Am I my habits? No. I could start building new habits, if it were painful enough to live in a messy house (emulate 1ish and Jish tendencies) I could clean it. I could hire a maid service to clean it. Is it worth it to me now? No. But I could change. Does that change me- to stop being a messy person, and become a neat one? No. I am still me. I am still consciousness riding in a body. I'm the director behind the camera of this mad movie we call life.

When my body dies, do I die? I don't know. Do I get to keep the camera after it's busted? Probably not. But I am not the camera, I am the director. Perhaps my experience will change, dead. Perhaps I don't exist dead. Does it matter? There's flowers and sex and chocolate here! Who cares?! I can take pleasure imagining an afterlife, or comfort in the thought there is no afterlife. I'm still the director while I have the camera.



Kintsugi said:


> I agree that thoughts should not define us, however, it seems to me that our worldviews and perceptions are made up of individual thoughts and beliefs. Our world is, to an extent, our mental construct. I find it interesting how some people have an easier time controlling this than others.


It might be conceit- but I think everyone is a potential mistyped 3. It just depends how powerfully strong those neural connections are, and how desperately you want to develop new ones.

Record extracts |

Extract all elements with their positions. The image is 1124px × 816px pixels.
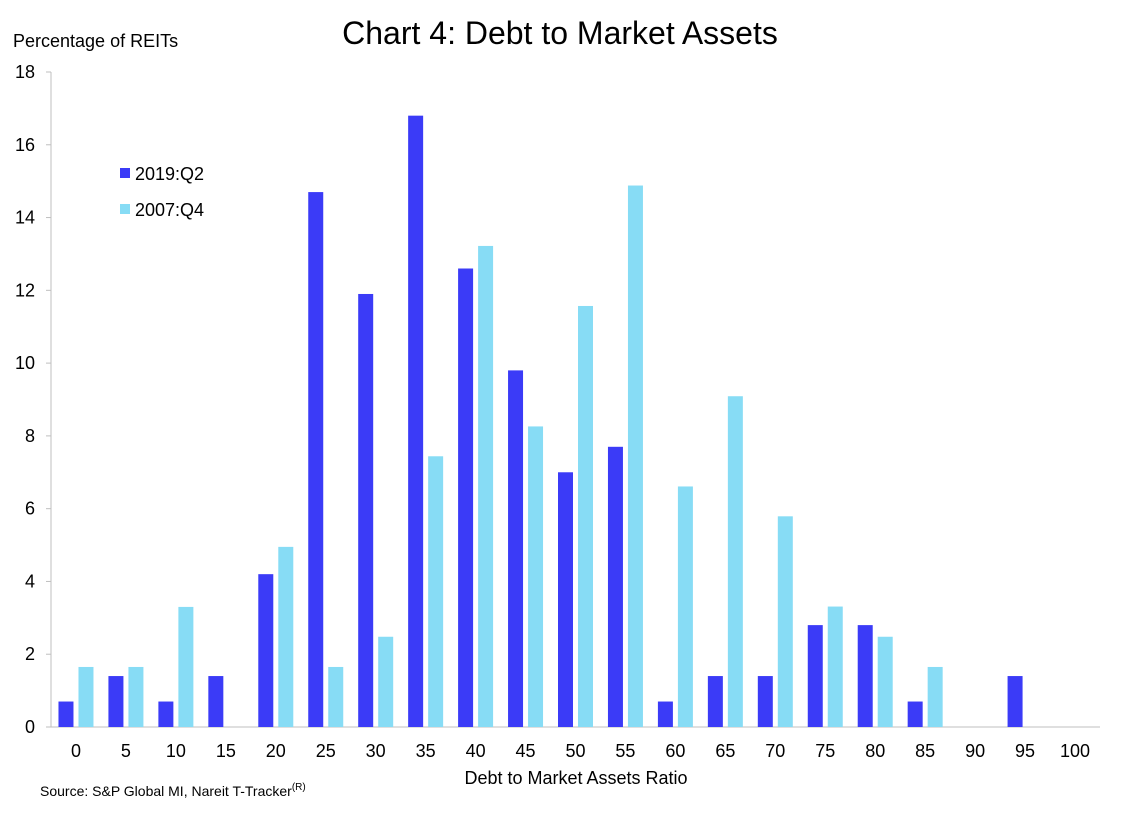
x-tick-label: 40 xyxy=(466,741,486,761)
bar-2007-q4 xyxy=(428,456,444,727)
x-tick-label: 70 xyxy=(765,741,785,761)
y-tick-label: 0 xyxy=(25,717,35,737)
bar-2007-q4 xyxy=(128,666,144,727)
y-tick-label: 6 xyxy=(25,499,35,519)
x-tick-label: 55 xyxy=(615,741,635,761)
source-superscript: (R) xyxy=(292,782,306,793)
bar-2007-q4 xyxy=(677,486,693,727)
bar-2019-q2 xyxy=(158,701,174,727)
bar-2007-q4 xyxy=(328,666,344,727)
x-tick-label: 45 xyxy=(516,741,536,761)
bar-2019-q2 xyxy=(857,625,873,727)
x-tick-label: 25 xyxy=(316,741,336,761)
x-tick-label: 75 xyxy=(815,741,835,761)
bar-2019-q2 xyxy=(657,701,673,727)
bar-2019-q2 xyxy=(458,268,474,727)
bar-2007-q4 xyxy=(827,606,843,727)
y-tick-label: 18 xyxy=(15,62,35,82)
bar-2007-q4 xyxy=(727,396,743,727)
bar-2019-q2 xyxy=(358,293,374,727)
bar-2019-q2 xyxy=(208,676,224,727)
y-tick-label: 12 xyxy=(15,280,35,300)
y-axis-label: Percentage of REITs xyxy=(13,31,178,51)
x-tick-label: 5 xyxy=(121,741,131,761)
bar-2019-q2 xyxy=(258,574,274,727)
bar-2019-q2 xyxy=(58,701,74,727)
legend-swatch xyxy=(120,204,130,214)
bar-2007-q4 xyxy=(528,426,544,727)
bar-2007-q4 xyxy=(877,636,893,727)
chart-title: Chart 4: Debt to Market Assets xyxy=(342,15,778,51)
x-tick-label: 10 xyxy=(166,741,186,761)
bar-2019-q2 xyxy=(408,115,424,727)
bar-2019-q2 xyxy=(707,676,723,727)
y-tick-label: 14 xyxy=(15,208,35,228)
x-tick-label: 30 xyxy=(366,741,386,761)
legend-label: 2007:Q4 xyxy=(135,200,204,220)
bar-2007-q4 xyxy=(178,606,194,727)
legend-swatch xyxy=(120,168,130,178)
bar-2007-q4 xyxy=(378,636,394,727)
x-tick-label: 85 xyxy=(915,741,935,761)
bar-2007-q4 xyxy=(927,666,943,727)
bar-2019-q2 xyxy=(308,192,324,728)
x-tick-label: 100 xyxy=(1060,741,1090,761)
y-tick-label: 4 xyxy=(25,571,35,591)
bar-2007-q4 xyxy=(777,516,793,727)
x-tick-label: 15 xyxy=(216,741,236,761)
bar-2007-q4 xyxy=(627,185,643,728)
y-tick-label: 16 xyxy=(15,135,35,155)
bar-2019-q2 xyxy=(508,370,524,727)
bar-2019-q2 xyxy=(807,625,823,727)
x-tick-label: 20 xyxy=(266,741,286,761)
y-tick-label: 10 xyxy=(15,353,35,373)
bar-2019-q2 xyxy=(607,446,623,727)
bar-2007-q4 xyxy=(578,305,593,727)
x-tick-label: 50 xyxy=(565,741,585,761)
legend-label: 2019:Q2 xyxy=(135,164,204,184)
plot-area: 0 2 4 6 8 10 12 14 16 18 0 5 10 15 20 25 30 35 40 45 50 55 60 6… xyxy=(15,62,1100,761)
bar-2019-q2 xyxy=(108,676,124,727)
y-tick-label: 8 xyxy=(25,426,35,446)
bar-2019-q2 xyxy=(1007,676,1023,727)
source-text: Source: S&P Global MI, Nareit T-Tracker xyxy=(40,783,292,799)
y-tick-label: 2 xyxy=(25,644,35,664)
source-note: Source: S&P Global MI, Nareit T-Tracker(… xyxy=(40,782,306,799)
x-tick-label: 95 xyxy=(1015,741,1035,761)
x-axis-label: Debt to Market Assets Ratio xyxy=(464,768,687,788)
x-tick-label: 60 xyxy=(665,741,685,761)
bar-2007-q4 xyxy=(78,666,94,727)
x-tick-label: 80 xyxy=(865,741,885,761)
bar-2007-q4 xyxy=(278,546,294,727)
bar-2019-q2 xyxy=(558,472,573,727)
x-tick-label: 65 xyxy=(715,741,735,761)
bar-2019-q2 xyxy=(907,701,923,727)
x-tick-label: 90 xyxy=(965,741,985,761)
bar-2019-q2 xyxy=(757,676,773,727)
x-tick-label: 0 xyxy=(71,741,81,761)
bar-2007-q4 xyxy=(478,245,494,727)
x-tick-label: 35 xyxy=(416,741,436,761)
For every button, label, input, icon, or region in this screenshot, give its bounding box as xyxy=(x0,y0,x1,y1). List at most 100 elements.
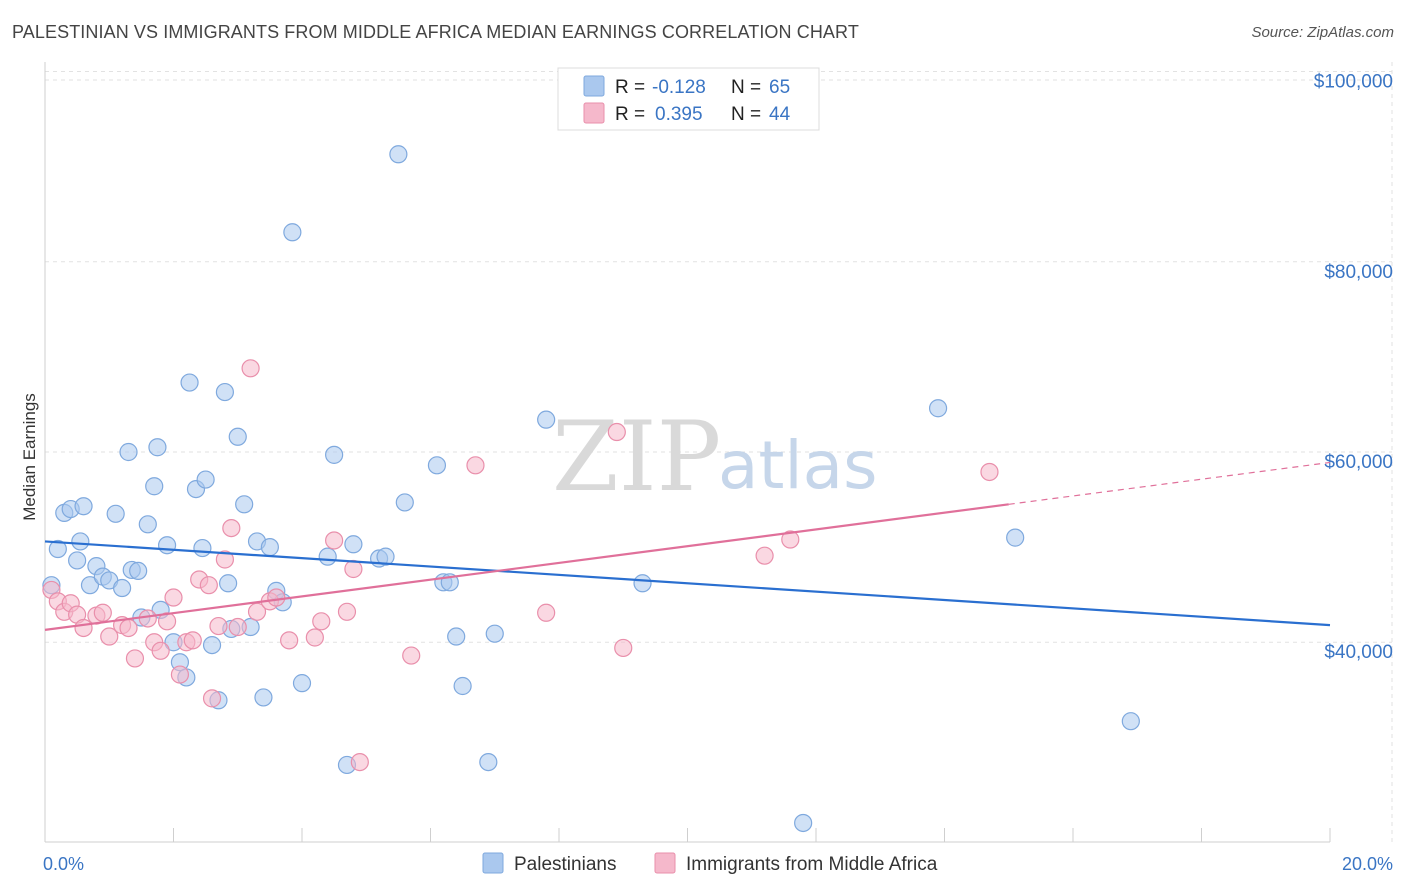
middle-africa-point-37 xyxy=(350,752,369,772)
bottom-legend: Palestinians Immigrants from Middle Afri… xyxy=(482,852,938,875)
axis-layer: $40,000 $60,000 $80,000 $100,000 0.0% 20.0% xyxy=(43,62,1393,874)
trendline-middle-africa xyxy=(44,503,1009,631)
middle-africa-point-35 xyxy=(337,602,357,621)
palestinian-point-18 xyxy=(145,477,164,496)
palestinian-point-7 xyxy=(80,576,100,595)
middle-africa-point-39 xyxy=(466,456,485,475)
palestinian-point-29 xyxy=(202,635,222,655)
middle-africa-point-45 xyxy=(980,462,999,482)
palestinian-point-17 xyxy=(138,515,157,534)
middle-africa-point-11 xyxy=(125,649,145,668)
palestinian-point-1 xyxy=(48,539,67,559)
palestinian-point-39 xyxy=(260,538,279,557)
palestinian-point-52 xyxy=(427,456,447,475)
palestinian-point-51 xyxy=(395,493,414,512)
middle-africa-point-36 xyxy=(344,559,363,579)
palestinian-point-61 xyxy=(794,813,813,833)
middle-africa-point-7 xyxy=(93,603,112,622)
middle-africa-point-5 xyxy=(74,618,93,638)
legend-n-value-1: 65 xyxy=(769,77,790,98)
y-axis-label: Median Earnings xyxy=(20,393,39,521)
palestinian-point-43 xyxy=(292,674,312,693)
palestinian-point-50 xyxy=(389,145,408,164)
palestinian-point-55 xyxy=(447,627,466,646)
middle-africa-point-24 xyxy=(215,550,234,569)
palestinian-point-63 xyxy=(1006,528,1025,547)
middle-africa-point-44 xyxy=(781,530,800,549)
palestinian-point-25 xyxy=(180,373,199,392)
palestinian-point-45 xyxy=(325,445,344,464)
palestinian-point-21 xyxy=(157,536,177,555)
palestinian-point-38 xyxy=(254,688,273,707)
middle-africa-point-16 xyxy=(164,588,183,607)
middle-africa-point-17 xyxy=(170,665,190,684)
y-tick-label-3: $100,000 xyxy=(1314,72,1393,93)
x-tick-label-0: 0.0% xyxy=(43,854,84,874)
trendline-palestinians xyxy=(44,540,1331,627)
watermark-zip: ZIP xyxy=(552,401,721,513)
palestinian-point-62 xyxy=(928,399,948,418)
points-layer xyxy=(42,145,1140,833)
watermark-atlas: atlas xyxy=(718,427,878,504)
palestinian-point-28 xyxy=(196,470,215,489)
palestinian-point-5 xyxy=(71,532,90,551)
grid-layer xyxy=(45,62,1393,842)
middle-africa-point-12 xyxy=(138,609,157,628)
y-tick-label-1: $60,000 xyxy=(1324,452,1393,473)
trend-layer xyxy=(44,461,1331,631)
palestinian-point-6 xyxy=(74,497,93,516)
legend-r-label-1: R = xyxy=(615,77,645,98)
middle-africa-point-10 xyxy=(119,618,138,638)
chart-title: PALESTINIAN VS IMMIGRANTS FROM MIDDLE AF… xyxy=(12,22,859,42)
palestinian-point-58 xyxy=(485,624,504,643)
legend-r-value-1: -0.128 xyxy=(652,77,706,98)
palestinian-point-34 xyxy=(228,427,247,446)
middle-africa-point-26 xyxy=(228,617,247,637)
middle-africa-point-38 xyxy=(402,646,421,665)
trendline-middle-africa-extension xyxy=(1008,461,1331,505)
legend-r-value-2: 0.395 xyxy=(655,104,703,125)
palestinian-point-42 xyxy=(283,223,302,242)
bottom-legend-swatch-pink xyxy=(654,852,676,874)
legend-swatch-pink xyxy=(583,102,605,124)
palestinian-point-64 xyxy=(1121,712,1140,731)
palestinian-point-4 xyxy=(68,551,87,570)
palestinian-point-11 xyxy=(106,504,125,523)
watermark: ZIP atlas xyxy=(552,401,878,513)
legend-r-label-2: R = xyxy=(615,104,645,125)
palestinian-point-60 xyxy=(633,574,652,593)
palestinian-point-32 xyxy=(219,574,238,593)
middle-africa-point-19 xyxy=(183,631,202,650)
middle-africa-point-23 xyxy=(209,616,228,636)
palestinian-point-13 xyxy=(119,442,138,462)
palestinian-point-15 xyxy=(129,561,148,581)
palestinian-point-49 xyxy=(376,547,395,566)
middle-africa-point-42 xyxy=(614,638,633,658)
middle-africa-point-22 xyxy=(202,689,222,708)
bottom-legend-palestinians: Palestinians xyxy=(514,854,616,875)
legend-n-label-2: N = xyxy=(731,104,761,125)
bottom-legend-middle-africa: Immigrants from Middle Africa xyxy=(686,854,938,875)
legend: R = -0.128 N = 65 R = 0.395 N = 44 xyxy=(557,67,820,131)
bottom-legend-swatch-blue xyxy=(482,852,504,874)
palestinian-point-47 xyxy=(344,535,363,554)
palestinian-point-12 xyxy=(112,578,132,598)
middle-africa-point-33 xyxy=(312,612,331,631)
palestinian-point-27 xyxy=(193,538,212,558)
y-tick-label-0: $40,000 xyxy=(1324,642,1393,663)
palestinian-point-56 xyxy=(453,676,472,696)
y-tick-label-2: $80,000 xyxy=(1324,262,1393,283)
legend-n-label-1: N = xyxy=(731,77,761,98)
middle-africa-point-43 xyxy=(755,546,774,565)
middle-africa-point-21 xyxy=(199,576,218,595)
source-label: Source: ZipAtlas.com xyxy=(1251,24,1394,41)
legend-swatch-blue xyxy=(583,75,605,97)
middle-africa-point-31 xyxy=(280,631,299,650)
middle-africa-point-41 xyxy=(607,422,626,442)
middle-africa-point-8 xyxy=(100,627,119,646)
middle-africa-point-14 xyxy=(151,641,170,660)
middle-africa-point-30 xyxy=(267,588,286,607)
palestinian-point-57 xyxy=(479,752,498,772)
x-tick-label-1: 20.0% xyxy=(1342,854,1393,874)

Work to complete |
• 1. Lay out, as a numbered list with blank lines left out, the part of the records that opens with the line containing "middle-africa-point-37 xyxy=(350,752,369,772)" and closes with the line containing "points-layer xyxy=(42,145,1140,833)".
• 2. Carry on the forum thread about habits and identity from the point where it stops.
The forum thread about habits and identity has no connection to the records.

Set of answers |
• 1.
1. middle-africa-point-37 xyxy=(350,752,369,772)
2. bottom-legend: Palestinians Immigrants from Middle Afri… xyxy=(482,852,938,875)
3. axis-layer: $40,000 $60,000 $80,000 $100,000 0.0% 20.0% xyxy=(43,62,1393,874)
4. trendline-middle-africa xyxy=(44,503,1009,631)
5. middle-africa-point-35 xyxy=(337,602,357,621)
6. palestinian-point-18 xyxy=(145,477,164,496)
7. palestinian-point-7 xyxy=(80,576,100,595)
8. middle-africa-point-39 xyxy=(466,456,485,475)
9. palestinian-point-29 xyxy=(202,635,222,655)
10. middle-africa-point-45 xyxy=(980,462,999,482)
11. palestinian-point-17 xyxy=(138,515,157,534)
12. middle-africa-point-11 xyxy=(125,649,145,668)
13. palestinian-point-1 xyxy=(48,539,67,559)
14. palestinian-point-39 xyxy=(260,538,279,557)
15. palestinian-point-52 xyxy=(427,456,447,475)
16. palestinian-point-51 xyxy=(395,493,414,512)
17. middle-africa-point-36 xyxy=(344,559,363,579)
18. palestinian-point-61 xyxy=(794,813,813,833)
19. middle-africa-point-7 xyxy=(93,603,112,622)
20. middle-africa-point-5 xyxy=(74,618,93,638)
21. legend-n-value-1: 65 xyxy=(769,77,790,98)
22. y-axis-label: Median Earnings xyxy=(20,393,39,521)
23. palestinian-point-43 xyxy=(292,674,312,693)
24. palestinian-point-50 xyxy=(389,145,408,164)
25. palestinian-point-55 xyxy=(447,627,466,646)
26. middle-africa-point-24 xyxy=(215,550,234,569)
27. palestinian-point-63 xyxy=(1006,528,1025,547)
28. middle-africa-point-44 xyxy=(781,530,800,549)
29. palestinian-point-25 xyxy=(180,373,199,392)
30. palestinian-point-45 xyxy=(325,445,344,464)
31. palestinian-point-21 xyxy=(157,536,177,555)
32. palestinian-point-38 xyxy=(254,688,273,707)
33. middle-africa-point-16 xyxy=(164,588,183,607)
34. middle-africa-point-17 xyxy=(170,665,190,684)
35. y-tick-label-3: $100,000 xyxy=(1314,72,1393,93)
36. x-tick-label-0: 0.0% xyxy=(43,854,84,874)
37. trendline-palestinians xyxy=(44,540,1331,627)
38. watermark-zip: ZIP xyxy=(552,401,721,513)
39. palestinian-point-62 xyxy=(928,399,948,418)
40. points-layer xyxy=(42,145,1140,833)

• 2.
Musclebuilders, waifs, and obese people all started out as babies. We are what we do. We can change our actions (including the act of thought and belief) at any time.


----------



## Kintsugi (May 17, 2011)

@angelcarnivore

Correct me if I'm wrong, but are you defining consciousness as the human "soul"?

I think it's an interesting philosophy, but I'm a bit of a skeptic and I like to see at least some evidence of these things before I come to any firm conclusions. I'm pretty grounded in "reality". 

With regard "being oneself" (after experiencing trauma, or whatever). I personally see humans as being fluid creatures, capable of adapting and evolving in various ways that is needed or is necessary. I struggle to answer the question "who am I" because I do not see myself as a static "thing." I am organic and am forever changing. This is probably why I struggle to type myself with the Enneagram, as I see myself in all of the types, in some form or other. 

The idea of being the director of ones life is pretty self-empowering. Although, I think there are many people that struggle with this at times. It seems like a very human-issue.



> It might be conceit- but I think everyone is a potential mistyped 3. It just depends how powerfully strong those neural connections are, and how desperately you want to develop new ones.
> 
> Musclebuilders, waifs, and obese people all started out as babies. We are what we do. We can change our actions (including the act of thought and belief) at any time.


Why is everyone a mistyped 3? What about the other types?


----------



## angelcarnivore (Apr 15, 2015)

Kintsugi said:


> @angelcarnivore
> 
> Correct me if I'm wrong, but are you defining consciousness as the human "soul"?


I use the word "soul" as a figurative device; I don't believe in a literal physical soul; because Consciousness is not the body- it rides the body. If you had a "soul" you could lose it under the couch cushions. "You" "Consciousness" "Soul" are interchangeable concepts that are accurate in some contexts and highly inappropriate in other contexts.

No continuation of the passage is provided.